REQUIRED TASK
Every record that follows must be duplicated exactly, with images left out.
══════════
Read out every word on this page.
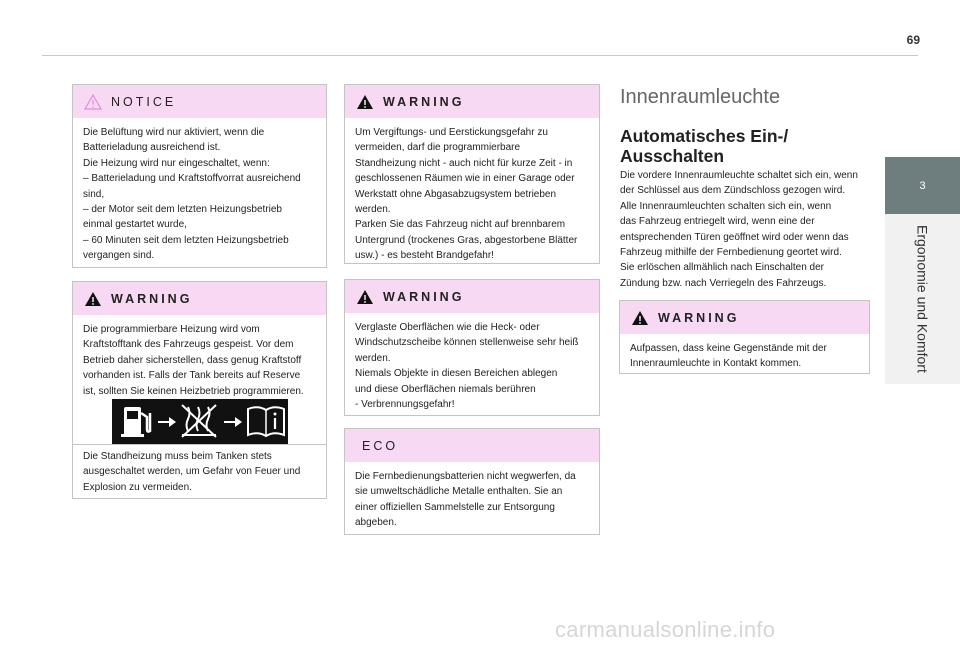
69
3
Ergonomie und Komfort
NOTICE

Die Belüftung wird nur aktiviert, wenn die

Batterieladung ausreichend ist.

Die Heizung wird nur eingeschaltet, wenn:

– Batterieladung und Kraftstoffvorrat ausreichend

sind,

– der Motor seit dem letzten Heizungsbetrieb

einmal gestartet wurde,

– 60 Minuten seit dem letzten Heizungsbetrieb

vergangen sind.

WARNING

Die programmierbare Heizung wird vom

Kraftstofftank des Fahrzeugs gespeist. Vor dem

Betrieb daher sicherstellen, dass genug Kraftstoff

vorhanden ist. Falls der Tank bereits auf Reserve

ist, sollten Sie keinen Heizbetrieb programmieren.

Die Standheizung muss beim Tanken stets

ausgeschaltet werden, um Gefahr von Feuer und

Explosion zu vermeiden.

WARNING

Um Vergiftungs- und Eerstickungsgefahr zu

vermeiden, darf die programmierbare

Standheizung nicht - auch nicht für kurze Zeit - in

geschlossenen Räumen wie in einer Garage oder

Werkstatt ohne Abgasabzugsystem betrieben

werden.

Parken Sie das Fahrzeug nicht auf brennbarem

Untergrund (trockenes Gras, abgestorbene Blätter

usw.) - es besteht Brandgefahr!

WARNING

Verglaste Oberflächen wie die Heck- oder

Windschutzscheibe können stellenweise sehr heiß

werden.

Niemals Objekte in diesen Bereichen ablegen

und diese Oberflächen niemals berühren

- Verbrennungsgefahr!

ECO

Die Fernbedienungsbatterien nicht wegwerfen, da

sie umweltschädliche Metalle enthalten. Sie an

einer offiziellen Sammelstelle zur Entsorgung

abgeben.

Innenraumleuchte
Automatisches Ein-/
Ausschalten

Die vordere Innenraumleuchte schaltet sich ein, wenn

der Schlüssel aus dem Zündschloss gezogen wird.

Alle Innenraumleuchten schalten sich ein, wenn

das Fahrzeug entriegelt wird, wenn eine der

entsprechenden Türen geöffnet wird oder wenn das

Fahrzeug mithilfe der Fernbedienung geortet wird.

Sie erlöschen allmählich nach Einschalten der

Zündung bzw. nach Verriegeln des Fahrzeugs.

WARNING

Aufpassen, dass keine Gegenstände mit der

Innenraumleuchte in Kontakt kommen.

carmanualsonline.info
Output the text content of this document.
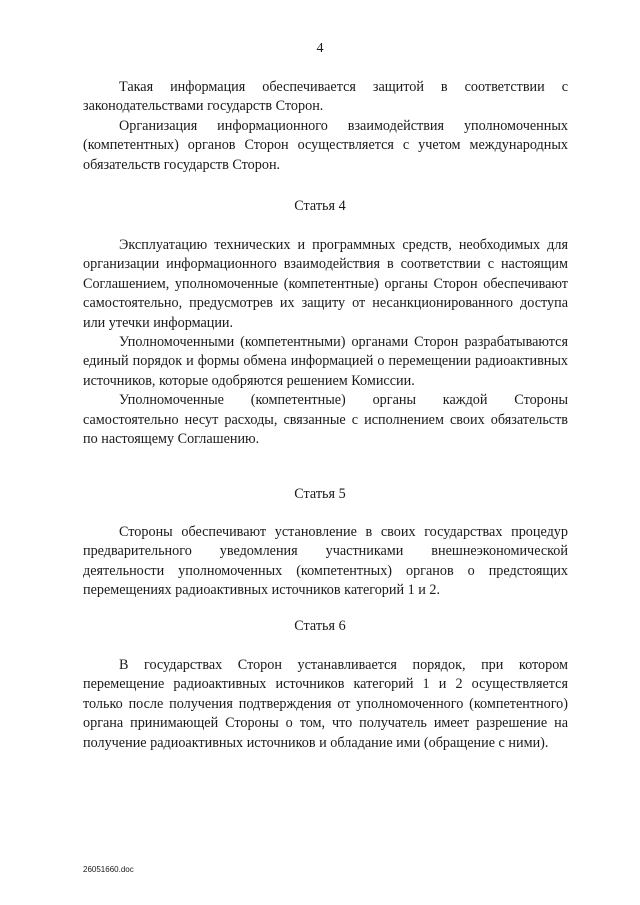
4

Такая информация обеспечивается защитой в соответствии с законодательствами государств Сторон.

Организация информационного взаимодействия уполномоченных (компетентных) органов Сторон осуществляется с учетом международных обязательств государств Сторон.

Статья 4

Эксплуатацию технических и программных средств, необходимых для организации информационного взаимодействия в соответствии с настоящим Соглашением, уполномоченные (компетентные) органы Сторон обеспечивают самостоятельно, предусмотрев их защиту от несанкционированного доступа или утечки информации.

Уполномоченными (компетентными) органами Сторон разрабатываются единый порядок и формы обмена информацией о перемещении радиоактивных источников, которые одобряются решением Комиссии.

Уполномоченные (компетентные) органы каждой Стороны самостоятельно несут расходы, связанные с исполнением своих обязательств по настоящему Соглашению.

Статья 5

Стороны обеспечивают установление в своих государствах процедур предварительного уведомления участниками внешнеэкономической деятельности уполномоченных (компетентных) органов о предстоящих перемещениях радиоактивных источников категорий 1 и 2.

Статья 6

В государствах Сторон устанавливается порядок, при котором перемещение радиоактивных источников категорий 1 и 2 осуществляется только после получения подтверждения от уполномоченного (компетентного) органа принимающей Стороны о том, что получатель имеет разрешение на получение радиоактивных источников и обладание ими (обращение с ними).

26051660.doc
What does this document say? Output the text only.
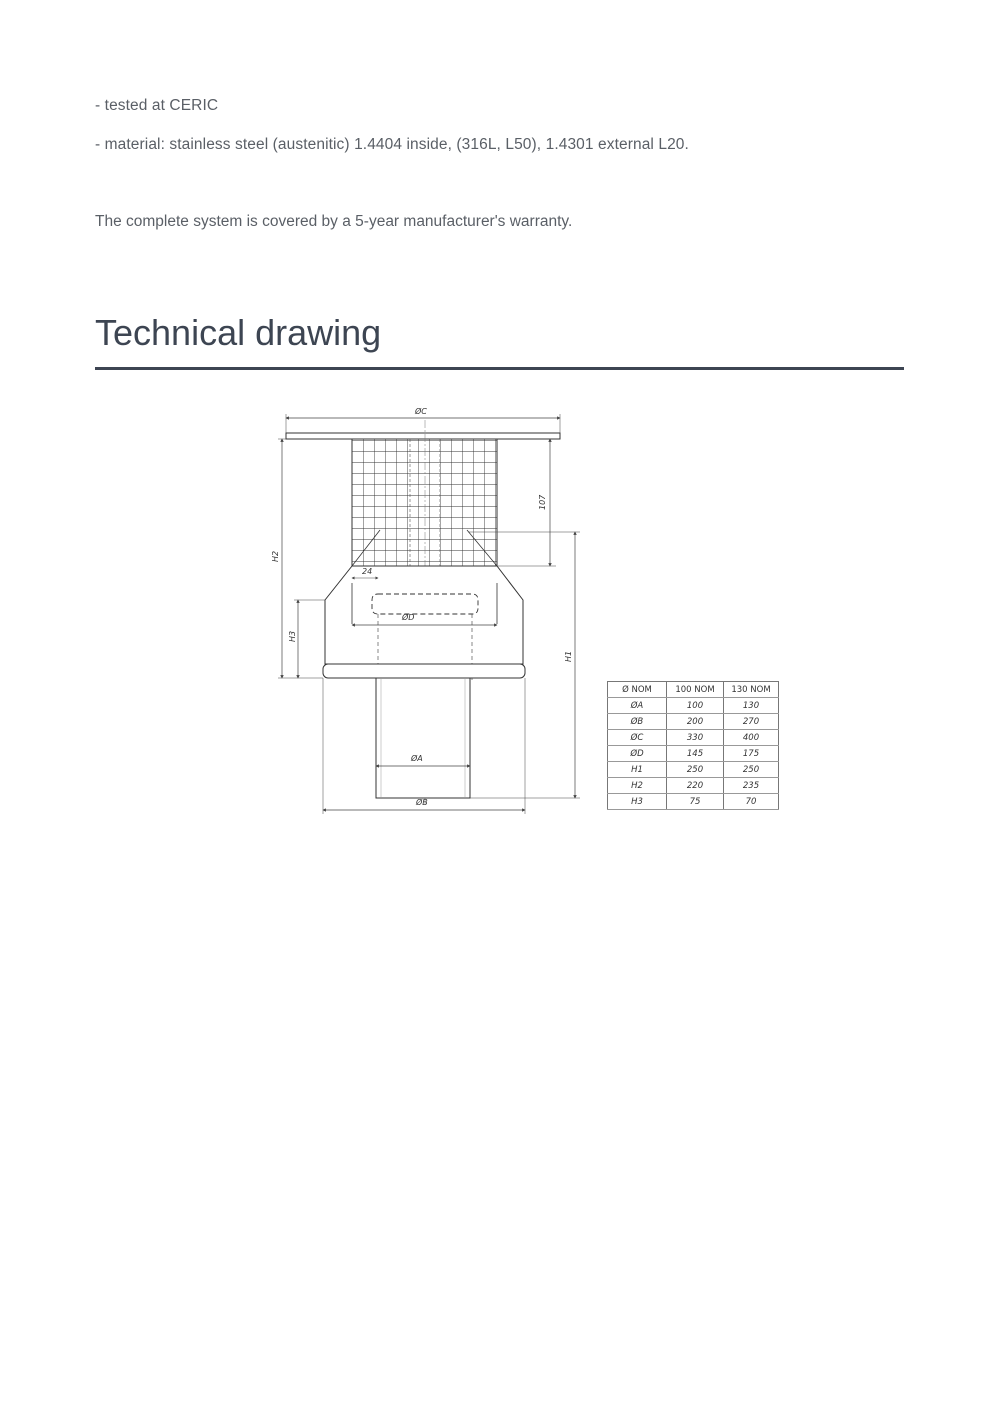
- tested at CERIC
- material: stainless steel (austenitic) 1.4404 inside, (316L, L50), 1.4301 external L20.
The complete system is covered by a 5-year manufacturer's warranty.
Technical drawing
ØC
ØD
ØA
ØB
24
107
H1
H2
H3
Ø NOM	100 NOM	130 NOM
ØA	100	130
ØB	200	270
ØC	330	400
ØD	145	175
H1	250	250
H2	220	235
H3	75	70
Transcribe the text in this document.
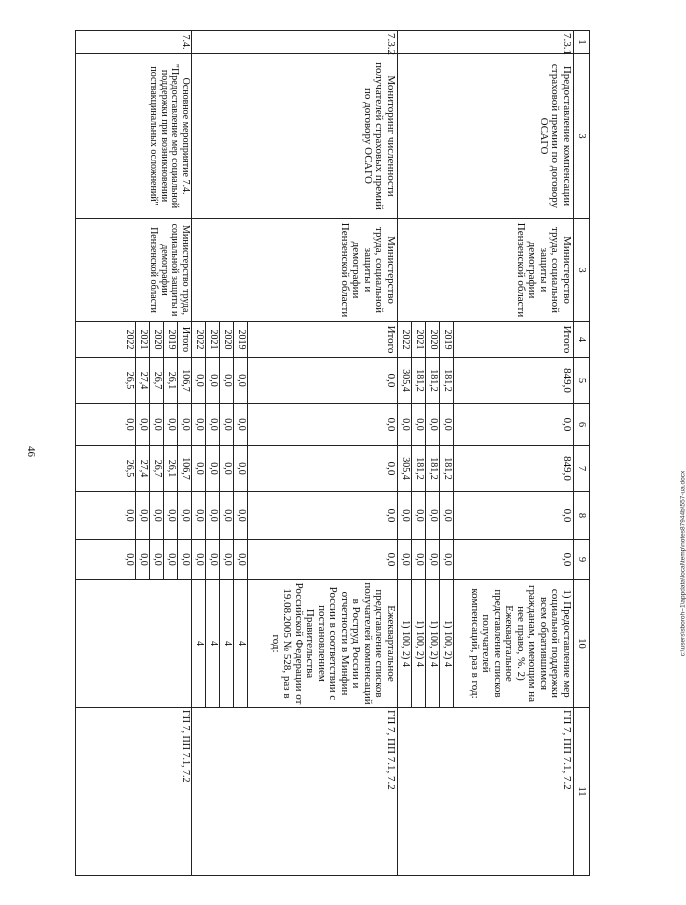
46
1	3	3	4	5	6	7	8	9	10	11
7.3.1	Предоставление компенсации страховой премии по договору ОСАГО	Министерство труда, социальной защиты и демографии Пензенской области	Итого	849,0	0,0	849,0	0,0	0,0	1) Предоставление мер социальной поддержки всем обратившимся гражданам, имеющим на нее право, %. 2) Ежеквартальное представление списков получателей компенсаций, раз в год:	ГП 7, ПП 7.1, 7.2
			2019	181,2	0,0	181,2	0,0	0,0	1) 100, 2) 4	
			2020	181,2	0,0	181,2	0,0	0,0	1) 100, 2) 4	
			2021	181,2	0,0	181,2	0,0	0,0	1) 100, 2) 4	
			2022	305,4	0,0	305,4	0,0	0,0	1) 100, 2) 4	
7.3.2	Мониторинг численности получателей страховых премий по договору ОСАГО	Министерство труда, социальной защиты и демографии Пензенской области	Итого	0,0	0,0	0,0	0,0	0,0	Ежеквартальное представление списков получателей компенсаций в Роструд России и отчетности в Минфин России в соответствии с постановлением Правительства Российской Федерации от 19.08.2005 № 528, раз в год:	ГП 7, ПП 7.1, 7.2
			2019	0,0	0,0	0,0	0,0	0,0	4	
			2020	0,0	0,0	0,0	0,0	0,0	4	
			2021	0,0	0,0	0,0	0,0	0,0	4	
			2022	0,0	0,0	0,0	0,0	0,0	4	
7.4.	Основное мероприятие 7.4. "Предоставление мер социальной поддержки при возникновении поствакцинальных осложнений"	Министерство труда, социальной защиты и демографии Пензенской области	Итого	106,7	0,0	106,7	0,0	0,0		ГП 7, ПП 7.1, 7.2
			2019	26,1	0,0	26,1	0,0	0,0		
			2020	26,7	0,0	26,7	0,0	0,0		
			2021	27,4	0,0	27,4	0,0	0,0		
			2022	26,5	0,0	26,5	0,0	0,0			c:\users\sboroh~1\appdata\local\temp\notes87944b\557-ua.docx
══════════
ANSWER
Read out every word on this page.
69
3
Ergonomie und Komfort
NOTICE

Die Belüftung wird nur aktiviert, wenn die

Batterieladung ausreichend ist.

Die Heizung wird nur eingeschaltet, wenn:

– Batterieladung und Kraftstoffvorrat ausreichend

sind,

– der Motor seit dem letzten Heizungsbetrieb

einmal gestartet wurde,

– 60 Minuten seit dem letzten Heizungsbetrieb

vergangen sind.

WARNING

Die programmierbare Heizung wird vom

Kraftstofftank des Fahrzeugs gespeist. Vor dem

Betrieb daher sicherstellen, dass genug Kraftstoff

vorhanden ist. Falls der Tank bereits auf Reserve

ist, sollten Sie keinen Heizbetrieb programmieren.

Die Standheizung muss beim Tanken stets

ausgeschaltet werden, um Gefahr von Feuer und

Explosion zu vermeiden.

WARNING

Um Vergiftungs- und Eerstickungsgefahr zu

vermeiden, darf die programmierbare

Standheizung nicht - auch nicht für kurze Zeit - in

geschlossenen Räumen wie in einer Garage oder

Werkstatt ohne Abgasabzugsystem betrieben

werden.

Parken Sie das Fahrzeug nicht auf brennbarem

Untergrund (trockenes Gras, abgestorbene Blätter

usw.) - es besteht Brandgefahr!

WARNING

Verglaste Oberflächen wie die Heck- oder

Windschutzscheibe können stellenweise sehr heiß

werden.

Niemals Objekte in diesen Bereichen ablegen

und diese Oberflächen niemals berühren

- Verbrennungsgefahr!

ECO

Die Fernbedienungsbatterien nicht wegwerfen, da

sie umweltschädliche Metalle enthalten. Sie an

einer offiziellen Sammelstelle zur Entsorgung

abgeben.

Innenraumleuchte
Automatisches Ein-/
Ausschalten

Die vordere Innenraumleuchte schaltet sich ein, wenn

der Schlüssel aus dem Zündschloss gezogen wird.

Alle Innenraumleuchten schalten sich ein, wenn

das Fahrzeug entriegelt wird, wenn eine der

entsprechenden Türen geöffnet wird oder wenn das

Fahrzeug mithilfe der Fernbedienung geortet wird.

Sie erlöschen allmählich nach Einschalten der

Zündung bzw. nach Verriegeln des Fahrzeugs.

WARNING

Aufpassen, dass keine Gegenstände mit der

Innenraumleuchte in Kontakt kommen.

carmanualsonline.info
Output the text content of this document.
4

Такая информация обеспечивается защитой в соответствии с законодательствами государств Сторон.

Организация информационного взаимодействия уполномоченных (компетентных) органов Сторон осуществляется с учетом международных обязательств государств Сторон.

Статья 4

Эксплуатацию технических и программных средств, необходимых для организации информационного взаимодействия в соответствии с настоящим Соглашением, уполномоченные (компетентные) органы Сторон обеспечивают самостоятельно, предусмотрев их защиту от несанкционированного доступа или утечки информации.

Уполномоченными (компетентными) органами Сторон разрабатываются единый порядок и формы обмена информацией о перемещении радиоактивных источников, которые одобряются решением Комиссии.

Уполномоченные (компетентные) органы каждой Стороны самостоятельно несут расходы, связанные с исполнением своих обязательств по настоящему Соглашению.

Статья 5

Стороны обеспечивают установление в своих государствах процедур предварительного уведомления участниками внешнеэкономической деятельности уполномоченных (компетентных) органов о предстоящих перемещениях радиоактивных источников категорий 1 и 2.

Статья 6

В государствах Сторон устанавливается порядок, при котором перемещение радиоактивных источников категорий 1 и 2 осуществляется только после получения подтверждения от уполномоченного (компетентного) органа принимающей Стороны о том, что получатель имеет разрешение на получение радиоактивных источников и обладание ими (обращение с ними).

26051660.doc
What does this document say? Output the text only.
- tested at CERIC
- material: stainless steel (austenitic) 1.4404 inside, (316L, L50), 1.4301 external L20.
The complete system is covered by a 5-year manufacturer's warranty.
Technical drawing
ØC
ØD
ØA
ØB
24
107
H1
H2
H3
Ø NOM	100 NOM	130 NOM
ØA	100	130
ØB	200	270
ØC	330	400
ØD	145	175
H1	250	250
H2	220	235
H3	75	70
Transcribe the text in this document.
46
1	3	3	4	5	6	7	8	9	10	11
7.3.1	Предоставление компенсации страховой премии по договору ОСАГО	Министерство труда, социальной защиты и демографии Пензенской области	Итого	849,0	0,0	849,0	0,0	0,0	1) Предоставление мер социальной поддержки всем обратившимся гражданам, имеющим на нее право, %. 2) Ежеквартальное представление списков получателей компенсаций, раз в год:	ГП 7, ПП 7.1, 7.2
			2019	181,2	0,0	181,2	0,0	0,0	1) 100, 2) 4	
			2020	181,2	0,0	181,2	0,0	0,0	1) 100, 2) 4	
			2021	181,2	0,0	181,2	0,0	0,0	1) 100, 2) 4	
			2022	305,4	0,0	305,4	0,0	0,0	1) 100, 2) 4	
7.3.2	Мониторинг численности получателей страховых премий по договору ОСАГО	Министерство труда, социальной защиты и демографии Пензенской области	Итого	0,0	0,0	0,0	0,0	0,0	Ежеквартальное представление списков получателей компенсаций в Роструд России и отчетности в Минфин России в соответствии с постановлением Правительства Российской Федерации от 19.08.2005 № 528, раз в год:	ГП 7, ПП 7.1, 7.2
			2019	0,0	0,0	0,0	0,0	0,0	4	
			2020	0,0	0,0	0,0	0,0	0,0	4	
			2021	0,0	0,0	0,0	0,0	0,0	4	
			2022	0,0	0,0	0,0	0,0	0,0	4	
7.4.	Основное мероприятие 7.4. "Предоставление мер социальной поддержки при возникновении поствакцинальных осложнений"	Министерство труда, социальной защиты и демографии Пензенской области	Итого	106,7	0,0	106,7	0,0	0,0		ГП 7, ПП 7.1, 7.2
			2019	26,1	0,0	26,1	0,0	0,0		
			2020	26,7	0,0	26,7	0,0	0,0		
			2021	27,4	0,0	27,4	0,0	0,0		
			2022	26,5	0,0	26,5	0,0	0,0			c:\users\sboroh~1\appdata\local\temp\notes87944b\557-ua.docx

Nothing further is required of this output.